(Dataset excerpt)
▼

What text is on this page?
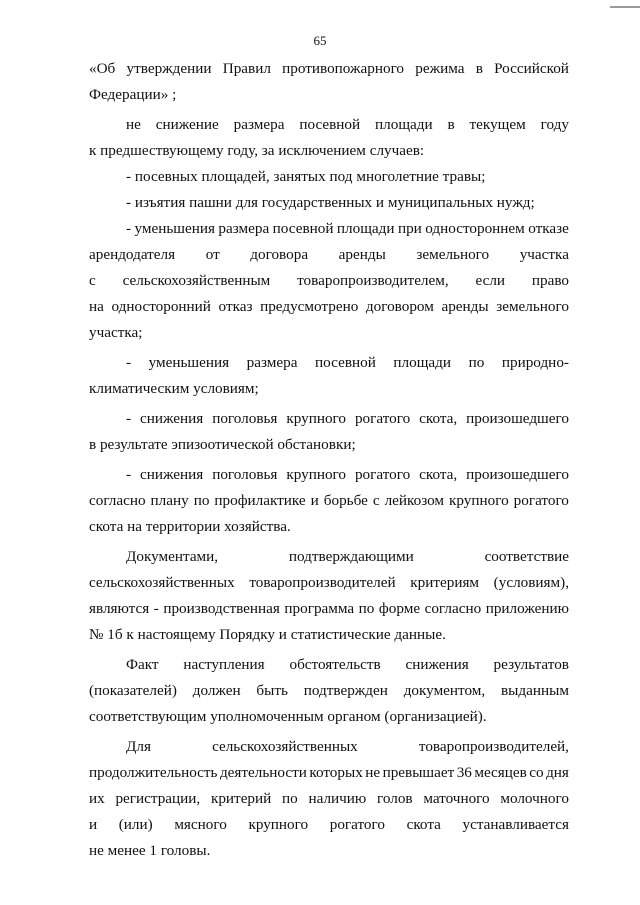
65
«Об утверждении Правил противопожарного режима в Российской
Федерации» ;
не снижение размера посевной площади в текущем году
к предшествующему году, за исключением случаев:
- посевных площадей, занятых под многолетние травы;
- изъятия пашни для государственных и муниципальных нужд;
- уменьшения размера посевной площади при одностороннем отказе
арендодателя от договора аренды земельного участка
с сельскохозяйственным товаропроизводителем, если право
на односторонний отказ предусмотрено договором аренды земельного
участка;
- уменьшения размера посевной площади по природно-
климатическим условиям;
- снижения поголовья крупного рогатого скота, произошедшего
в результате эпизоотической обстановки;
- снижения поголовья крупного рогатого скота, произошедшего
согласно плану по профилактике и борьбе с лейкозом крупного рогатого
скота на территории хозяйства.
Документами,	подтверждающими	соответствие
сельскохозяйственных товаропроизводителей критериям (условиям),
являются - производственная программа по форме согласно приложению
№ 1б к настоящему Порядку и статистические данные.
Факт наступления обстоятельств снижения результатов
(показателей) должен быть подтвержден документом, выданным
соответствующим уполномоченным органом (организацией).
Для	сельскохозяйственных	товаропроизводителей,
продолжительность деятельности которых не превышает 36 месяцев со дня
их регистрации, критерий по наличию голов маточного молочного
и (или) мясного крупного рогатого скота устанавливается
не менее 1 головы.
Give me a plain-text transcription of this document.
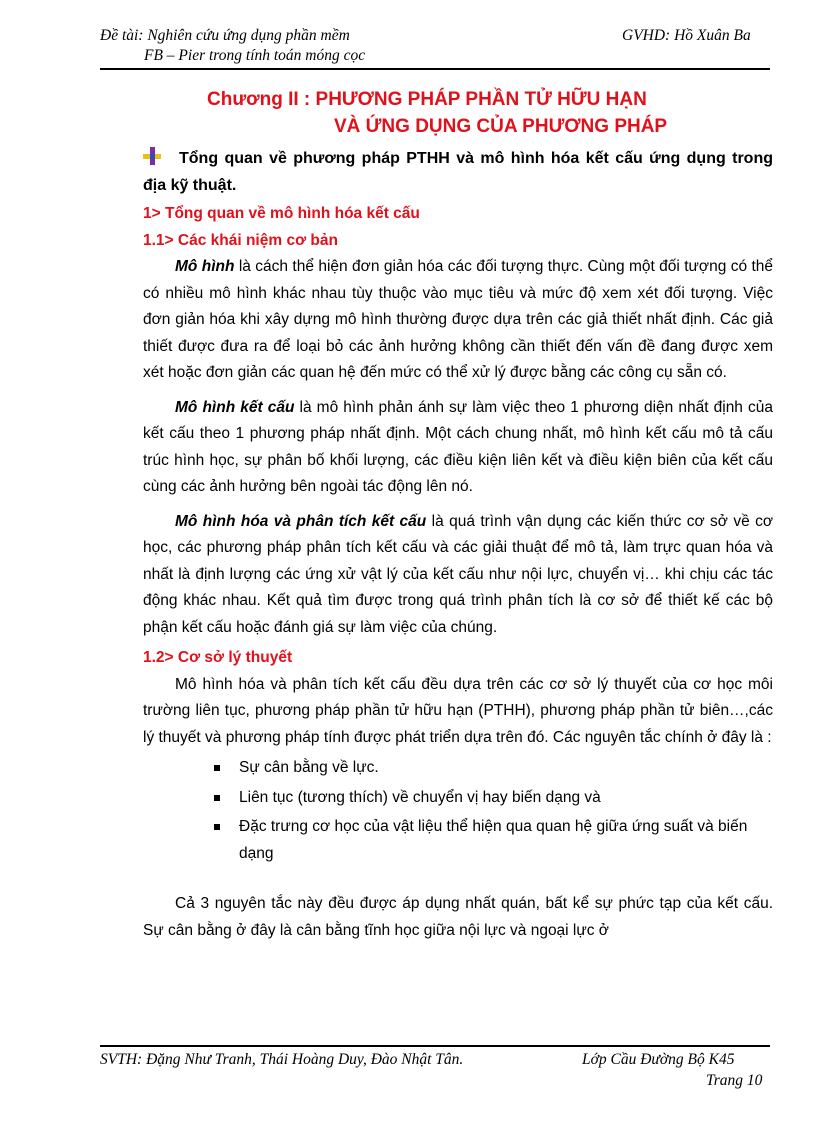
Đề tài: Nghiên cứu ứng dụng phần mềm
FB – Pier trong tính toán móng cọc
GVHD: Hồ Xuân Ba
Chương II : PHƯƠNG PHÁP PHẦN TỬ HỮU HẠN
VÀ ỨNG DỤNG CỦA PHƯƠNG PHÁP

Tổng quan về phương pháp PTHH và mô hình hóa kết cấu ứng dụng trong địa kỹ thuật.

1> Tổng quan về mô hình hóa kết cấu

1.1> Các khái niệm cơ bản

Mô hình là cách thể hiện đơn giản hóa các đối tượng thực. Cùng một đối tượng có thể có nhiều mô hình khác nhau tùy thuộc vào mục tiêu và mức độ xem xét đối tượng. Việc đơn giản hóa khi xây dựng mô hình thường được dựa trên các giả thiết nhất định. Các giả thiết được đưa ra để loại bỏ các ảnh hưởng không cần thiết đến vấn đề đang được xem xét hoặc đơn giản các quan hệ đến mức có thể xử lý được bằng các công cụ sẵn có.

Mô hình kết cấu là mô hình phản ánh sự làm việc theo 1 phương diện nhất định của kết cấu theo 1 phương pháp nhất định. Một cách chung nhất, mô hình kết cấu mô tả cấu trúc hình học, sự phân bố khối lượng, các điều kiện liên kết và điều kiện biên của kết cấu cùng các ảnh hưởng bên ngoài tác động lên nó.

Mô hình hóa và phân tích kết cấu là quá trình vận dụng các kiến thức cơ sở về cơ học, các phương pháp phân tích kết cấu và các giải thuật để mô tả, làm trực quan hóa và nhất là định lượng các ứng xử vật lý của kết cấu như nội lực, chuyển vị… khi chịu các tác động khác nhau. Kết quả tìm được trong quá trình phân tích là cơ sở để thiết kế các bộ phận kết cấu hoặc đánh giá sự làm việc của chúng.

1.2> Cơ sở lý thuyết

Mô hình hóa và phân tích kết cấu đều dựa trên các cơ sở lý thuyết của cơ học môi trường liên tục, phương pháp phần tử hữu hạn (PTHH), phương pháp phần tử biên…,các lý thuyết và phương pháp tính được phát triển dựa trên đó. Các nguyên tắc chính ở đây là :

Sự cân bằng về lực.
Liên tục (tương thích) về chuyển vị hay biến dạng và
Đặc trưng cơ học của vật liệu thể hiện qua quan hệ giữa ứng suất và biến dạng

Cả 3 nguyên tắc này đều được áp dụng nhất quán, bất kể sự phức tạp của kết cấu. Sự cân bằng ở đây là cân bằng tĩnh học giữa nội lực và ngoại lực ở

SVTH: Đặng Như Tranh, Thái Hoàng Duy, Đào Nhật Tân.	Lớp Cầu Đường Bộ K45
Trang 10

▲
▼

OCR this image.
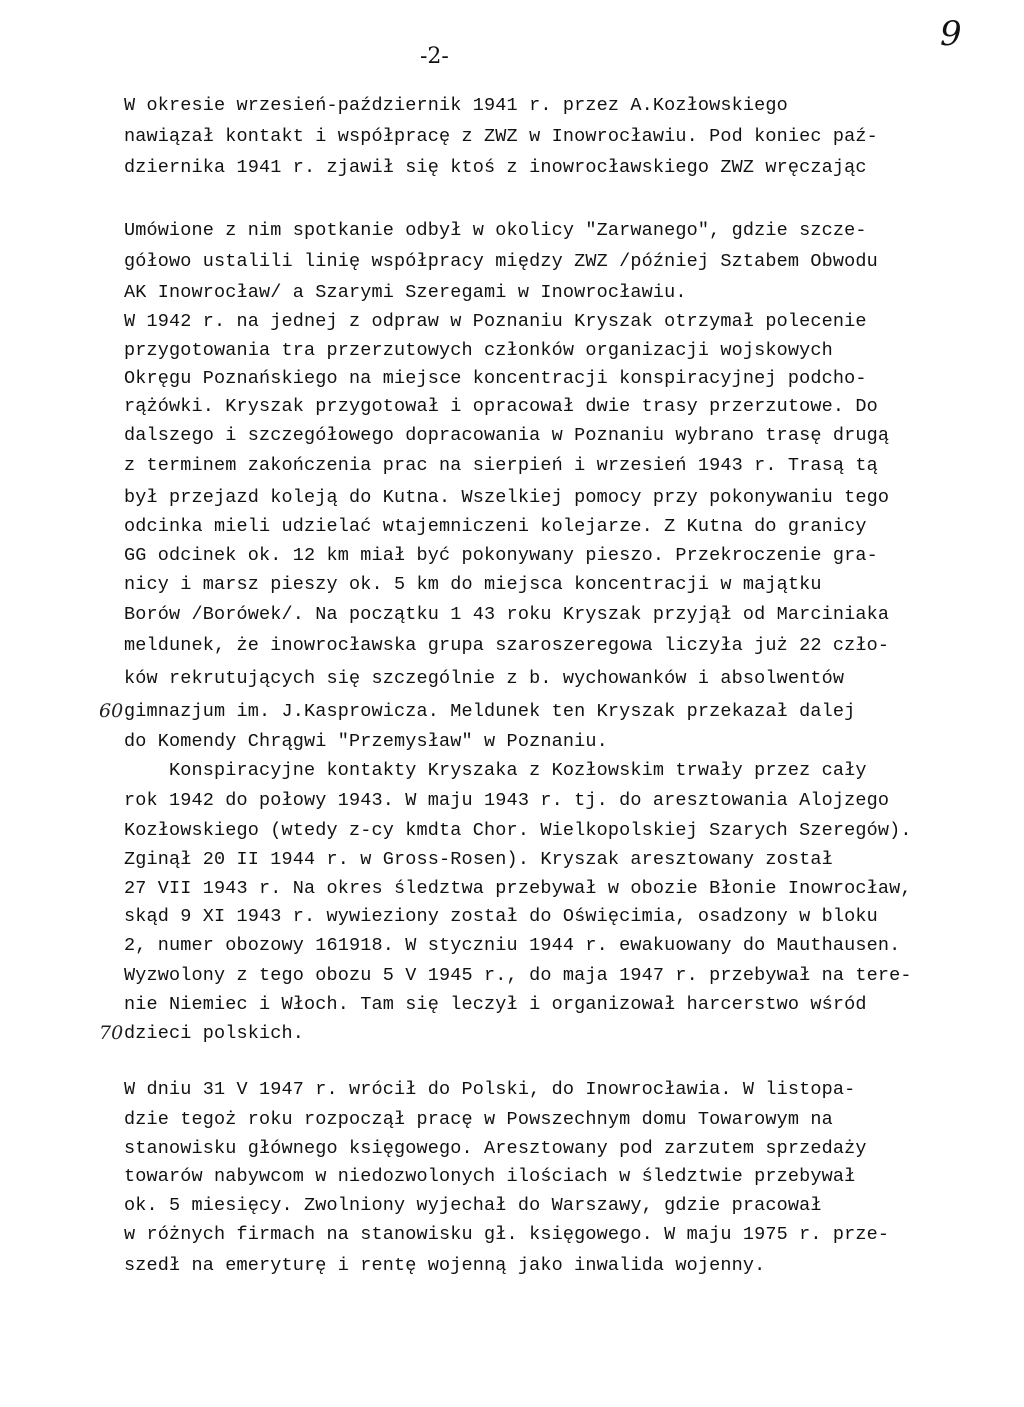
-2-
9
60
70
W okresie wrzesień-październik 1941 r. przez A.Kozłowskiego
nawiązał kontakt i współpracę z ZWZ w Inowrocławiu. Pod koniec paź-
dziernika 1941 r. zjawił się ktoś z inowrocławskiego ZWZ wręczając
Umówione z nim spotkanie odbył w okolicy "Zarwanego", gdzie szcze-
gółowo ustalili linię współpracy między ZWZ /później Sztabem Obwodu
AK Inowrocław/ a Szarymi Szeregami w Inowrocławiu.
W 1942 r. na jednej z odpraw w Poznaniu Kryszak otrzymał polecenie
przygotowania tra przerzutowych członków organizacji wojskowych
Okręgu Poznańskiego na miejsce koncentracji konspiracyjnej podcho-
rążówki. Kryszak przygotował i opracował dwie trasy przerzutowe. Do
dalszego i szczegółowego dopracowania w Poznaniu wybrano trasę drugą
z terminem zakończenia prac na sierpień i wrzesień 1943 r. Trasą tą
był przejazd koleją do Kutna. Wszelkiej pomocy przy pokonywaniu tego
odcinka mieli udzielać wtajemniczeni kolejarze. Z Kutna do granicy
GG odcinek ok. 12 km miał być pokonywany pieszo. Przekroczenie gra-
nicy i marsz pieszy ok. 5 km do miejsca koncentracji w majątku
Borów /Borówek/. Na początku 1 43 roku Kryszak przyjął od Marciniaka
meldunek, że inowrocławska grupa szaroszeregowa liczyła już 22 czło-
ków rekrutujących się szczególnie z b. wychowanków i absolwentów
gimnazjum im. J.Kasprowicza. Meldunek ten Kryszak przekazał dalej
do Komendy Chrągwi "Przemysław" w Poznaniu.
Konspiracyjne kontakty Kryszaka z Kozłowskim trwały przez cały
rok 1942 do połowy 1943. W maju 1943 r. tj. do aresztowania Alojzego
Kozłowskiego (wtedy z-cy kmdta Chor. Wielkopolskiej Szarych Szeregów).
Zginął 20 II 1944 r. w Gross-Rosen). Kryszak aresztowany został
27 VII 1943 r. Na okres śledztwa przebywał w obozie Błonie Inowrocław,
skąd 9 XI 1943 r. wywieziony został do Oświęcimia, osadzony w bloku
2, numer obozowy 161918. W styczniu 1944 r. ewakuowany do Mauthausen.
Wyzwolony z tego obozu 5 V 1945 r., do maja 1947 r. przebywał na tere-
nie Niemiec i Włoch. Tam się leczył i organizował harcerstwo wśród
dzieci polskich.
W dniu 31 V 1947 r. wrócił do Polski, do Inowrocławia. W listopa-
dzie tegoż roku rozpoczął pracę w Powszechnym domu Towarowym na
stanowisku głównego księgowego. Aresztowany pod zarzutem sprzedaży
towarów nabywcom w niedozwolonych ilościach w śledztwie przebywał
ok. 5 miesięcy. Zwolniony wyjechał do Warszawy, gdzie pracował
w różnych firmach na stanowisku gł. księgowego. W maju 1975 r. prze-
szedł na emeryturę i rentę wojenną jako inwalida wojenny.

▲

*Required work:*
Scan the material for lines with the word "przez", and copy each line you find.

*Reply:*
W okresie wrzesień-październik 1941 r. przez A.Kozłowskiego
Konspiracyjne kontakty Kryszaka z Kozłowskim trwały przez cały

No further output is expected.